PROVIDED PASSAGE
Hellmann’s keeps on trucking with its food waste reduction message

Who: Unilever Canada (Hellmann’s Mayonnaise brand) with Ogilvy Canada for creative, Edelman for PR, and the Ontario city of Peterborough as its media partner.

What: A new out-of-home advertising program that puts messaging around food waste on five of the city’s garbage trucks, continuing Hellmann’s efforts around food waste reduction.

When & Where: Launched to coincide with the 20th anniversary of Waste Reduction Week, the branded garbage trucks will be rolling through Peterborough for the next three months. There’s also a hope that the program could be extended to other municipalities, said Gina Kiroff, category marketing director, foods and refreshments (tea) and wellbeing, withUnilever. The branded trucks are part of a pre-launch campaign for a new Hellmann’s branded app called “Fridge Night” aimed at tackling food waste in the home (see more below).

GIVEN RECORDS
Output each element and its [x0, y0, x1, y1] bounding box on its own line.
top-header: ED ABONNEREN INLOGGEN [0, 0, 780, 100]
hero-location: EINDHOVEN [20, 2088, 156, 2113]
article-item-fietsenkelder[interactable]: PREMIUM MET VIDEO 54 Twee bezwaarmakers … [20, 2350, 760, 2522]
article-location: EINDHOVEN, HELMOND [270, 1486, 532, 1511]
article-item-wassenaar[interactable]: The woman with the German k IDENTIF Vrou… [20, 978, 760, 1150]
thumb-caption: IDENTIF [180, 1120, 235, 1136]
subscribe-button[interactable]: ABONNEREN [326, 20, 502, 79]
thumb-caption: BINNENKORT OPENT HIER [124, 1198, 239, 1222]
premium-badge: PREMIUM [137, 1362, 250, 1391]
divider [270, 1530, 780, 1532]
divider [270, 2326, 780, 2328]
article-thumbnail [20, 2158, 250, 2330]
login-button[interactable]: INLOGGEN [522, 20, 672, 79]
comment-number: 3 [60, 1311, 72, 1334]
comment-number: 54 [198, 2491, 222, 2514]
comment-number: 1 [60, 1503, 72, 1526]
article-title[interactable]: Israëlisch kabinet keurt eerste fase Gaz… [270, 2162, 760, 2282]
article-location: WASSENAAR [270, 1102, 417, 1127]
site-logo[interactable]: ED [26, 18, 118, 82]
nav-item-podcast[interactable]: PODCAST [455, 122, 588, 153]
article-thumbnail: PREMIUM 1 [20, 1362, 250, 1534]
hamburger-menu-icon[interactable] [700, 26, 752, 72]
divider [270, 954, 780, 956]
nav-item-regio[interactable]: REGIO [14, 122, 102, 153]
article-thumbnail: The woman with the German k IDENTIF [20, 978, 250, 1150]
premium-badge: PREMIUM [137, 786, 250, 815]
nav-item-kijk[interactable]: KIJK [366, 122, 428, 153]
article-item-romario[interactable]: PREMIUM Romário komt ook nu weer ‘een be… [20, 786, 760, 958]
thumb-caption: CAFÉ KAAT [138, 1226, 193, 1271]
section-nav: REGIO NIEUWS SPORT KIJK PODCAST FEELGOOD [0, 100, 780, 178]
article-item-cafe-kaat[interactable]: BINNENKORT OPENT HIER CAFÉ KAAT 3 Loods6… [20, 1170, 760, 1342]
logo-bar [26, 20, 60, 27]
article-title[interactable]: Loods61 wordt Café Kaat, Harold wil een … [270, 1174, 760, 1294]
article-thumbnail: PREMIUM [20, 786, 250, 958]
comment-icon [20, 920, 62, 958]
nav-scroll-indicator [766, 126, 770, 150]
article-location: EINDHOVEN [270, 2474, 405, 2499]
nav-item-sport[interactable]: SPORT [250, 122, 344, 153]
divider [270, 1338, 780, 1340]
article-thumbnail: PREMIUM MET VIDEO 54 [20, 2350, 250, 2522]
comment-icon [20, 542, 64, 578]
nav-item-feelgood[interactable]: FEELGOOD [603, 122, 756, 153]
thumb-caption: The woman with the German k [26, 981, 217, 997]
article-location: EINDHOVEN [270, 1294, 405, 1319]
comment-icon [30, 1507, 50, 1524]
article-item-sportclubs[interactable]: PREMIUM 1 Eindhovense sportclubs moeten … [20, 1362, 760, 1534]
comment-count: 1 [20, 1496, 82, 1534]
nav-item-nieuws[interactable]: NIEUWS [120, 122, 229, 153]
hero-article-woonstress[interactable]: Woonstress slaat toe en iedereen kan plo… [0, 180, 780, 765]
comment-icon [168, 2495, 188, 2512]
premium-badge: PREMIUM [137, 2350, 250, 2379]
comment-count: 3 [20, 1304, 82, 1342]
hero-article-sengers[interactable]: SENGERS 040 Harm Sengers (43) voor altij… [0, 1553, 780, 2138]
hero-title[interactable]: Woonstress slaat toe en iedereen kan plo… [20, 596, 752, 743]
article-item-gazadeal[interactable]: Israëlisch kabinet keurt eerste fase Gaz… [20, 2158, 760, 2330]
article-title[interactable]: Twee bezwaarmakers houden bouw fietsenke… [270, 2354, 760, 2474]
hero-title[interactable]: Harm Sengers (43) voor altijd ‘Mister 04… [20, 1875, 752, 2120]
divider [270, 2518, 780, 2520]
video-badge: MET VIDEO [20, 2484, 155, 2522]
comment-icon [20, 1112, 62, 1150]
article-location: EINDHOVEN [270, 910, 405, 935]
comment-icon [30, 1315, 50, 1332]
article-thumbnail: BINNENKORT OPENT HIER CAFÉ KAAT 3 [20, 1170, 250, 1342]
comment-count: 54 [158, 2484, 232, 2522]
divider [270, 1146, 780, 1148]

REQUESTS
1) Return the records exactly as they appear, from their first line up to and including the line containing "article-location: EINDHOVEN, HELMOND".
2) Carry the Hellmann's food waste campaign article forward from its final sentence.

RESPONSES
1)
Output each element and its [x0, y0, x1, y1] bounding box on its own line.
top-header: ED ABONNEREN INLOGGEN [0, 0, 780, 100]
hero-location: EINDHOVEN [20, 2088, 156, 2113]
article-item-fietsenkelder[interactable]: PREMIUM MET VIDEO 54 Twee bezwaarmakers … [20, 2350, 760, 2522]
article-location: EINDHOVEN, HELMOND [270, 1486, 532, 1511]

2)
Why: Hellmann’s efforts around food waste have been central to its marketing for a while: It turned food destined for landfill into free food that fed a crowd at a Toronto F.C. game, and created a dedicated Hellmann’s Island in the Nintendo game Animal Crossing that invited people to donate their spoiled turnips (a core part of the game’s play), which were then turned into 25,000 actual meals from Second Harvest

“We’ve been doing purposeful work on Hellmann’s for over a decade, but not until the stadium work did we make a consistent, concentrated effort around food waste specifically,” said Kiroff. “We really gravitated to the reduction of food waste as our passionate cause. It’s at the core of who we are as a brand.”

Kiroff previously worked with Unilever’s Dove brand and saw how its efforts around self-esteem transformed it from a minor factor in purchase decisions to a leading driver—not just for the brand itself, but for the personal care category as a whole.

She sees the company’s efforts around food waste taking on similar importance. “Does Hellmann’s own it? Not right now,” she said. “Are we the ones investing heavily to bring it to the surface and have the category rally around it? I would say yes. It’s always good to have lofty aspirations.”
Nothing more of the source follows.